> **WORK TO DO**
Check every line below for the word "subtitle" and copy the ones that have it.

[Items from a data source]
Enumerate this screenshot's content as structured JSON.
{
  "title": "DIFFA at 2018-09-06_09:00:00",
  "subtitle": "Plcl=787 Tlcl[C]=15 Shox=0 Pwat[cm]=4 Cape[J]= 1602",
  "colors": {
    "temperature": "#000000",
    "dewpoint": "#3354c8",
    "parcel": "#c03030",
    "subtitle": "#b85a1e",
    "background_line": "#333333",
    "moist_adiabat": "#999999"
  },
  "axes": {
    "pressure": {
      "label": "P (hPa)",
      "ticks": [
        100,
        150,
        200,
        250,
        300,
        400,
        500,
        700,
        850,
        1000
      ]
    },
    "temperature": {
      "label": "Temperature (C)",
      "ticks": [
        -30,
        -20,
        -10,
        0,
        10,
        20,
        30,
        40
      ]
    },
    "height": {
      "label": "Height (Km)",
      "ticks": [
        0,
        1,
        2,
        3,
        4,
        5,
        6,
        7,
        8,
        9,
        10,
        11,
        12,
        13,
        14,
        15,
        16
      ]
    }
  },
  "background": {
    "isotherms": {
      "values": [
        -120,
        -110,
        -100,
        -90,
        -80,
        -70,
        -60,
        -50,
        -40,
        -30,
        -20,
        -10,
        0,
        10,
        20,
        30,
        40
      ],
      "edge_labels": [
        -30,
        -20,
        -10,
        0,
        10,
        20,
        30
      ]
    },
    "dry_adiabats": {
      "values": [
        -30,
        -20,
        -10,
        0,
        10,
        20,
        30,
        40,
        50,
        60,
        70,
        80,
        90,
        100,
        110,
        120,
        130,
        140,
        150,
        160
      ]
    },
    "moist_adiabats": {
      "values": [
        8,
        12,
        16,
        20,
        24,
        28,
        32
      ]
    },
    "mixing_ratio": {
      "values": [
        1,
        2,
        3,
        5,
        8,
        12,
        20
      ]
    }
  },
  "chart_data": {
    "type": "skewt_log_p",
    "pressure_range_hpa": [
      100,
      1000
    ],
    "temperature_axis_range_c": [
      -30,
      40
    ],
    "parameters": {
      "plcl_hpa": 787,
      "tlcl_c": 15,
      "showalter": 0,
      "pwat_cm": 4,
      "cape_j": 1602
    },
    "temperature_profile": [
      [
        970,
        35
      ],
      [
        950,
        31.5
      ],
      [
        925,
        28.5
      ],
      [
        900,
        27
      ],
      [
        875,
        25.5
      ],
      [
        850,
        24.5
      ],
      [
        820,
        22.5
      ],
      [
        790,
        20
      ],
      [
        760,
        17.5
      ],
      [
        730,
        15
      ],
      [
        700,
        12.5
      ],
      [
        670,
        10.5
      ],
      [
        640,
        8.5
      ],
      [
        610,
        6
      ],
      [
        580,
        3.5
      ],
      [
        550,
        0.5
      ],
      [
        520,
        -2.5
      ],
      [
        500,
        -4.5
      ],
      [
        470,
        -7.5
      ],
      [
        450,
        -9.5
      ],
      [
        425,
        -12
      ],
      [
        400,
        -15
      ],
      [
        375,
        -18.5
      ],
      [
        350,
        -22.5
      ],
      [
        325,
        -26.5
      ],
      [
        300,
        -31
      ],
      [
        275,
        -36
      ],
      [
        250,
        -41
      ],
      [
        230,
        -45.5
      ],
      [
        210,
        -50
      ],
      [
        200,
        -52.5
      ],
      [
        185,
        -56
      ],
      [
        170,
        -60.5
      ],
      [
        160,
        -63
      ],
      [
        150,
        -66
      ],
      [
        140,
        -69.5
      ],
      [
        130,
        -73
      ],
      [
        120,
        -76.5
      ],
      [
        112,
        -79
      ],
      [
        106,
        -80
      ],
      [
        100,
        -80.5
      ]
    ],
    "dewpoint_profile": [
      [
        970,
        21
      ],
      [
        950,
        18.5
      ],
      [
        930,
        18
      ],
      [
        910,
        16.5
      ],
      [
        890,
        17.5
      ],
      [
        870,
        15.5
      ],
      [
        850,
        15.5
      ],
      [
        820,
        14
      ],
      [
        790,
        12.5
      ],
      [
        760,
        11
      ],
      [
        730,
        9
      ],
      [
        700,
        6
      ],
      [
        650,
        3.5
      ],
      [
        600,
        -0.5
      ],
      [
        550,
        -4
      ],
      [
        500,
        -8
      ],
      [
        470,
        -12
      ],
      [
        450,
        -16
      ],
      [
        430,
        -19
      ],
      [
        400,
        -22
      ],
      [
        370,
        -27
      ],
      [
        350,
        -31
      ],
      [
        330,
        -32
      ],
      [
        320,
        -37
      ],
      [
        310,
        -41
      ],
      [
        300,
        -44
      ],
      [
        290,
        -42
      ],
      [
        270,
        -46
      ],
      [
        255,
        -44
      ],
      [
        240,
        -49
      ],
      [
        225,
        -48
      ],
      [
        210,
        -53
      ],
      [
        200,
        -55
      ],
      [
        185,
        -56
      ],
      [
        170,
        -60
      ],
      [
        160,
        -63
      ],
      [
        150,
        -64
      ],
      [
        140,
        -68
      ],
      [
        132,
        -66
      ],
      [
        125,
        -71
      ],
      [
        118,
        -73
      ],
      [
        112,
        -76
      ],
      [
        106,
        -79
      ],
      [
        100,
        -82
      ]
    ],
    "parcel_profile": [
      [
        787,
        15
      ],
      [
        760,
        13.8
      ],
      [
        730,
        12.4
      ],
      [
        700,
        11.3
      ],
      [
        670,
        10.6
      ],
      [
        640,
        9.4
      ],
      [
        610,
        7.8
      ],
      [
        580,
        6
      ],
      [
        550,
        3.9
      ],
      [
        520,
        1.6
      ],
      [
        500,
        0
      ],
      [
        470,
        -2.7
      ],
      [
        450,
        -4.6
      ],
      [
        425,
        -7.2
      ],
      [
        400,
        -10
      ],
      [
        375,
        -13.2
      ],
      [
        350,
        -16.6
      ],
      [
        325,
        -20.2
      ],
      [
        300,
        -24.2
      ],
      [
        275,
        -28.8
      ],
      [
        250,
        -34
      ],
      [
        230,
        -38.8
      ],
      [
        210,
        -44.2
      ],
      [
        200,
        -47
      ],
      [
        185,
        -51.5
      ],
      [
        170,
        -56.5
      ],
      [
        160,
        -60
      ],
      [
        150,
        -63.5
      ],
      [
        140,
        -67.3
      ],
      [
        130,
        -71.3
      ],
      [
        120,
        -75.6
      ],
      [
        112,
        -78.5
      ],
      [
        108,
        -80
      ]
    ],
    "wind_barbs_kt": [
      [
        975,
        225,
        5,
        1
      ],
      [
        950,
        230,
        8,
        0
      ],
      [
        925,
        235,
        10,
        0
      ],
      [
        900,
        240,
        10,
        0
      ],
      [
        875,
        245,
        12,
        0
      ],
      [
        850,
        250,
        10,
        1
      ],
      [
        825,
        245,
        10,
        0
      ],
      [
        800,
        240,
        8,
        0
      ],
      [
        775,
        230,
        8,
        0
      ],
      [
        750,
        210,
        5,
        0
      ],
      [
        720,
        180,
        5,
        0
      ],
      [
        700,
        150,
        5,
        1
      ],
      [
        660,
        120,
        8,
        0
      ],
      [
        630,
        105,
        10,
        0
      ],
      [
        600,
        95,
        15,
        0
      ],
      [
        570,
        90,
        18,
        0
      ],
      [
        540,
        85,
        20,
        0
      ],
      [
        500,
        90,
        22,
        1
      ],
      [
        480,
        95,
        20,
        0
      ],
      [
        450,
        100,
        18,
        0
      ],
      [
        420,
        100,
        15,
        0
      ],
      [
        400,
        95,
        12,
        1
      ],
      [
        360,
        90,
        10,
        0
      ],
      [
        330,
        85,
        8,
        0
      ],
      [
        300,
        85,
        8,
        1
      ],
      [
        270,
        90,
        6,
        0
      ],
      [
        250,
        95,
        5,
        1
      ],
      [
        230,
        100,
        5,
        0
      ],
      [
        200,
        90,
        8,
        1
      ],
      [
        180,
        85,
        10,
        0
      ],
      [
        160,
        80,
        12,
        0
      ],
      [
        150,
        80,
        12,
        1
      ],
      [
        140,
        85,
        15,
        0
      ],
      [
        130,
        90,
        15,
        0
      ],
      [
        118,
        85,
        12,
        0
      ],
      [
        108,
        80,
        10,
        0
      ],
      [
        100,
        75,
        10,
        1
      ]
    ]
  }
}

> **COMPLETE ANSWER**
  "subtitle": "Plcl=787 Tlcl[C]=15 Shox=0 Pwat[cm]=4 Cape[J]= 1602",
    "subtitle": "#b85a1e",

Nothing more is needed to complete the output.